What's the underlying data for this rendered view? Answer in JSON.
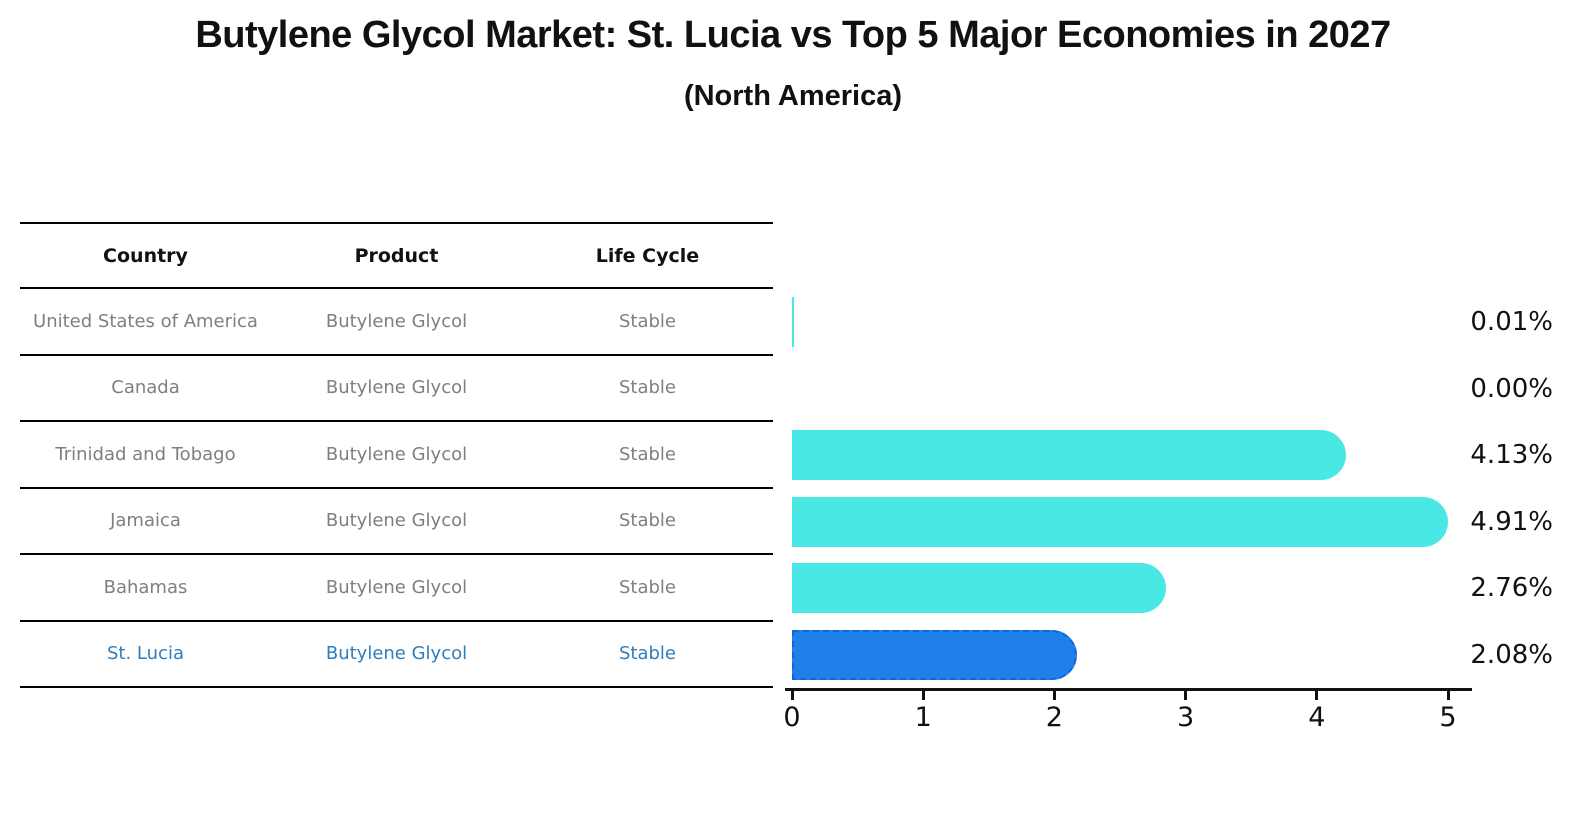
{
  "title": "Butylene Glycol Market: St. Lucia vs Top 5 Major Economies in 2027",
  "subtitle": "(North America)",
  "table": {
    "headers": [
      "Country",
      "Product",
      "Life Cycle"
    ],
    "rows": [
      {
        "country": "United States of America",
        "product": "Butylene Glycol",
        "life_cycle": "Stable",
        "highlight": false
      },
      {
        "country": "Canada",
        "product": "Butylene Glycol",
        "life_cycle": "Stable",
        "highlight": false
      },
      {
        "country": "Trinidad and Tobago",
        "product": "Butylene Glycol",
        "life_cycle": "Stable",
        "highlight": false
      },
      {
        "country": "Jamaica",
        "product": "Butylene Glycol",
        "life_cycle": "Stable",
        "highlight": false
      },
      {
        "country": "Bahamas",
        "product": "Butylene Glycol",
        "life_cycle": "Stable",
        "highlight": false
      },
      {
        "country": "St. Lucia",
        "product": "Butylene Glycol",
        "life_cycle": "Stable",
        "highlight": true
      }
    ]
  },
  "chart_data": {
    "type": "bar",
    "orientation": "horizontal",
    "title": "Butylene Glycol Market: St. Lucia vs Top 5 Major Economies in 2027",
    "subtitle": "(North America)",
    "categories": [
      "United States of America",
      "Canada",
      "Trinidad and Tobago",
      "Jamaica",
      "Bahamas",
      "St. Lucia"
    ],
    "values": [
      0.01,
      0.0,
      4.13,
      4.91,
      2.76,
      2.08
    ],
    "value_labels": [
      "0.01%",
      "0.00%",
      "4.13%",
      "4.91%",
      "2.76%",
      "2.08%"
    ],
    "xlim": [
      0,
      5
    ],
    "xticks": [
      "0",
      "1",
      "2",
      "3",
      "4",
      "5"
    ],
    "grid": false,
    "legend": false,
    "highlight_index": 5,
    "bar_color": "#4ae8e4",
    "highlight_bar_color": "#1e80e8",
    "highlight_border_color": "#1565d0",
    "highlight_text_color": "#2e7ebd",
    "row_text_color": "#7f7f7f"
  }
}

□ □ □ □

PROBLEM DESCRIPTION >> The pictures should not be reproduced; quote all of the other material exactly.

RIGHT ANSWER >>
What's the underlying data for this rendered view? Answer in JSON.
{
  "title": "Butylene Glycol Market: St. Lucia vs Top 5 Major Economies in 2027",
  "subtitle": "(North America)",
  "table": {
    "headers": [
      "Country",
      "Product",
      "Life Cycle"
    ],
    "rows": [
      {
        "country": "United States of America",
        "product": "Butylene Glycol",
        "life_cycle": "Stable",
        "highlight": false
      },
      {
        "country": "Canada",
        "product": "Butylene Glycol",
        "life_cycle": "Stable",
        "highlight": false
      },
      {
        "country": "Trinidad and Tobago",
        "product": "Butylene Glycol",
        "life_cycle": "Stable",
        "highlight": false
      },
      {
        "country": "Jamaica",
        "product": "Butylene Glycol",
        "life_cycle": "Stable",
        "highlight": false
      },
      {
        "country": "Bahamas",
        "product": "Butylene Glycol",
        "life_cycle": "Stable",
        "highlight": false
      },
      {
        "country": "St. Lucia",
        "product": "Butylene Glycol",
        "life_cycle": "Stable",
        "highlight": true
      }
    ]
  },
  "chart_data": {
    "type": "bar",
    "orientation": "horizontal",
    "title": "Butylene Glycol Market: St. Lucia vs Top 5 Major Economies in 2027",
    "subtitle": "(North America)",
    "categories": [
      "United States of America",
      "Canada",
      "Trinidad and Tobago",
      "Jamaica",
      "Bahamas",
      "St. Lucia"
    ],
    "values": [
      0.01,
      0.0,
      4.13,
      4.91,
      2.76,
      2.08
    ],
    "value_labels": [
      "0.01%",
      "0.00%",
      "4.13%",
      "4.91%",
      "2.76%",
      "2.08%"
    ],
    "xlim": [
      0,
      5
    ],
    "xticks": [
      "0",
      "1",
      "2",
      "3",
      "4",
      "5"
    ],
    "grid": false,
    "legend": false,
    "highlight_index": 5,
    "bar_color": "#4ae8e4",
    "highlight_bar_color": "#1e80e8",
    "highlight_border_color": "#1565d0",
    "highlight_text_color": "#2e7ebd",
    "row_text_color": "#7f7f7f"
  }
}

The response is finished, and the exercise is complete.